**INSTRUCTIONS FOR THE TASK**
Transcribe each entry below exactly. Pictures do not go in the copy.
— Start of GIVEN INFORMATION —
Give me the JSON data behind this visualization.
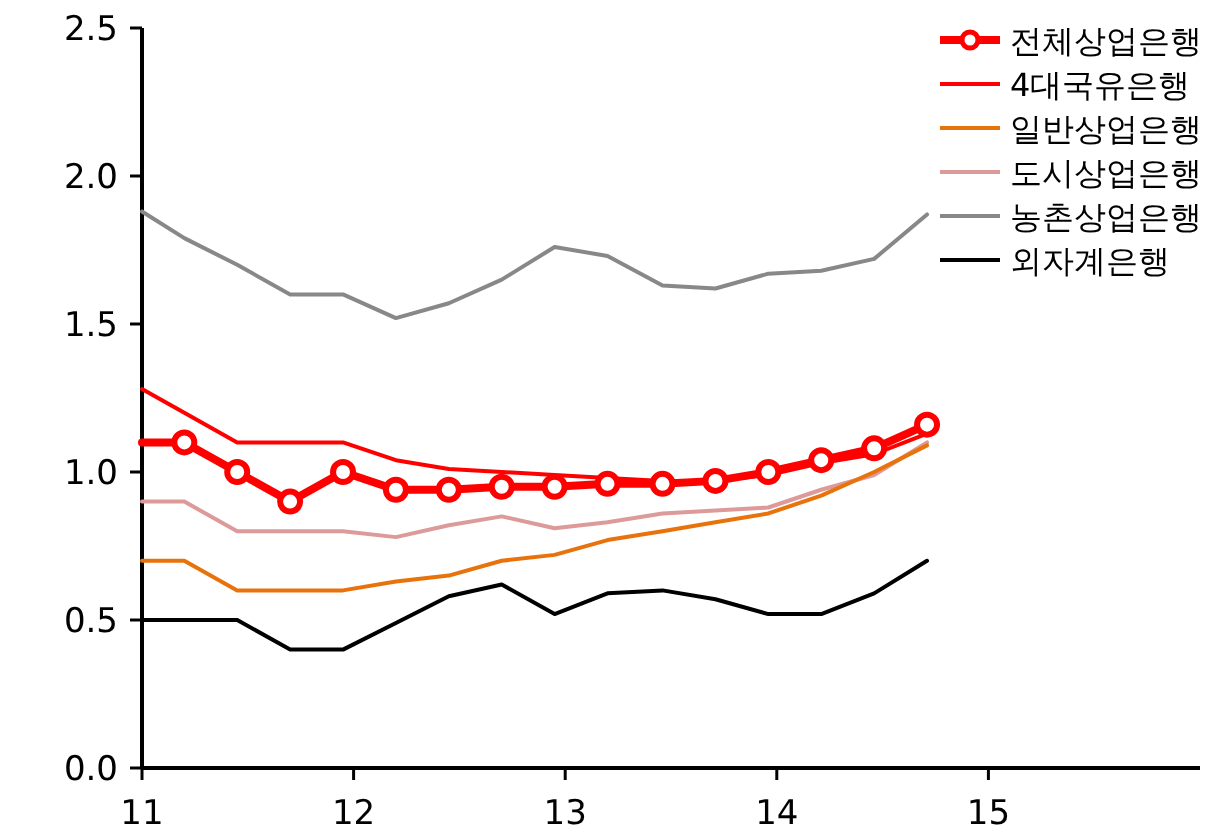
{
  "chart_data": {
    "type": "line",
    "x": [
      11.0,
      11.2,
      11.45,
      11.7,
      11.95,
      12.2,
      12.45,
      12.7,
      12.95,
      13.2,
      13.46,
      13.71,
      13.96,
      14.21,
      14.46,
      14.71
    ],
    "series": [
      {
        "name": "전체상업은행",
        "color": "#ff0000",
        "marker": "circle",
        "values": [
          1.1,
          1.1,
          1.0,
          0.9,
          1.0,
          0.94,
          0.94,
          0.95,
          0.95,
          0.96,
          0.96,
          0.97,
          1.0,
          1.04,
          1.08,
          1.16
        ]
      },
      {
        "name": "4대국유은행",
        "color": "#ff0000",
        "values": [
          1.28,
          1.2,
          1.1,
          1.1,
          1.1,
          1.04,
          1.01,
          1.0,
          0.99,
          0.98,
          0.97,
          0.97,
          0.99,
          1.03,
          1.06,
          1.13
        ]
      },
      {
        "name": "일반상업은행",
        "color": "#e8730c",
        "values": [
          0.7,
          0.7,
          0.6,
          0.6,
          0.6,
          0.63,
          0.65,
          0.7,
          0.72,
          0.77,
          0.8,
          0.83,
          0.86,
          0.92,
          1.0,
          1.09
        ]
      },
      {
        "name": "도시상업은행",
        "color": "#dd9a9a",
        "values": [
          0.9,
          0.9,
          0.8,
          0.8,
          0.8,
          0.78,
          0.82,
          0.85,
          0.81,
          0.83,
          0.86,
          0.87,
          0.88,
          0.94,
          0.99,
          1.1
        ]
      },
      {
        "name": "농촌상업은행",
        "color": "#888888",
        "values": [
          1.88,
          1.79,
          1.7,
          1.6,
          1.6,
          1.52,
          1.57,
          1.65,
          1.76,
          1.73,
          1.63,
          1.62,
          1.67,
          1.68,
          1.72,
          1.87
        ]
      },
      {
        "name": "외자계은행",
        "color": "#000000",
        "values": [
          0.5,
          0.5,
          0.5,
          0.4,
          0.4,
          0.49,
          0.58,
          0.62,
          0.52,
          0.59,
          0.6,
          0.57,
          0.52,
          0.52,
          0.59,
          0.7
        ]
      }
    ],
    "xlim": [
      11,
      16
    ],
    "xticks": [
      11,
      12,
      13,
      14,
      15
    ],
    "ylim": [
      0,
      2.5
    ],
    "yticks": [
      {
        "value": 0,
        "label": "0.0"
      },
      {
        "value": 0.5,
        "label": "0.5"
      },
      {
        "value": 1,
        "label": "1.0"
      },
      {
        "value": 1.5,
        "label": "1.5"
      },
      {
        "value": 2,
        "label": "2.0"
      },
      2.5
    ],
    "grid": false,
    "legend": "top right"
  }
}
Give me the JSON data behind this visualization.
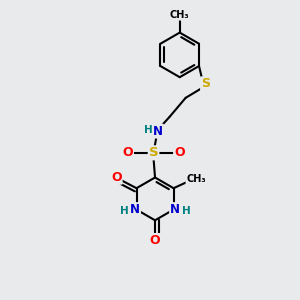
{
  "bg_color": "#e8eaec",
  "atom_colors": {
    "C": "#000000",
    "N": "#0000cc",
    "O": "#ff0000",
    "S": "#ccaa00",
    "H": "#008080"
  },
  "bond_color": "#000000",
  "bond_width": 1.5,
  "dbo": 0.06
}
— End of GIVEN INFORMATION —
**RESULT BELOW**
Give me the JSON data behind this visualization.
{
  "chart_data": {
    "type": "line",
    "x": [
      11.0,
      11.2,
      11.45,
      11.7,
      11.95,
      12.2,
      12.45,
      12.7,
      12.95,
      13.2,
      13.46,
      13.71,
      13.96,
      14.21,
      14.46,
      14.71
    ],
    "series": [
      {
        "name": "전체상업은행",
        "color": "#ff0000",
        "marker": "circle",
        "values": [
          1.1,
          1.1,
          1.0,
          0.9,
          1.0,
          0.94,
          0.94,
          0.95,
          0.95,
          0.96,
          0.96,
          0.97,
          1.0,
          1.04,
          1.08,
          1.16
        ]
      },
      {
        "name": "4대국유은행",
        "color": "#ff0000",
        "values": [
          1.28,
          1.2,
          1.1,
          1.1,
          1.1,
          1.04,
          1.01,
          1.0,
          0.99,
          0.98,
          0.97,
          0.97,
          0.99,
          1.03,
          1.06,
          1.13
        ]
      },
      {
        "name": "일반상업은행",
        "color": "#e8730c",
        "values": [
          0.7,
          0.7,
          0.6,
          0.6,
          0.6,
          0.63,
          0.65,
          0.7,
          0.72,
          0.77,
          0.8,
          0.83,
          0.86,
          0.92,
          1.0,
          1.09
        ]
      },
      {
        "name": "도시상업은행",
        "color": "#dd9a9a",
        "values": [
          0.9,
          0.9,
          0.8,
          0.8,
          0.8,
          0.78,
          0.82,
          0.85,
          0.81,
          0.83,
          0.86,
          0.87,
          0.88,
          0.94,
          0.99,
          1.1
        ]
      },
      {
        "name": "농촌상업은행",
        "color": "#888888",
        "values": [
          1.88,
          1.79,
          1.7,
          1.6,
          1.6,
          1.52,
          1.57,
          1.65,
          1.76,
          1.73,
          1.63,
          1.62,
          1.67,
          1.68,
          1.72,
          1.87
        ]
      },
      {
        "name": "외자계은행",
        "color": "#000000",
        "values": [
          0.5,
          0.5,
          0.5,
          0.4,
          0.4,
          0.49,
          0.58,
          0.62,
          0.52,
          0.59,
          0.6,
          0.57,
          0.52,
          0.52,
          0.59,
          0.7
        ]
      }
    ],
    "xlim": [
      11,
      16
    ],
    "xticks": [
      11,
      12,
      13,
      14,
      15
    ],
    "ylim": [
      0,
      2.5
    ],
    "yticks": [
      {
        "value": 0,
        "label": "0.0"
      },
      {
        "value": 0.5,
        "label": "0.5"
      },
      {
        "value": 1,
        "label": "1.0"
      },
      {
        "value": 1.5,
        "label": "1.5"
      },
      {
        "value": 2,
        "label": "2.0"
      },
      2.5
    ],
    "grid": false,
    "legend": "top right"
  }
}
Give me the JSON data behind this visualization.
{
  "bg_color": "#e8eaec",
  "atom_colors": {
    "C": "#000000",
    "N": "#0000cc",
    "O": "#ff0000",
    "S": "#ccaa00",
    "H": "#008080"
  },
  "bond_color": "#000000",
  "bond_width": 1.5,
  "dbo": 0.06
}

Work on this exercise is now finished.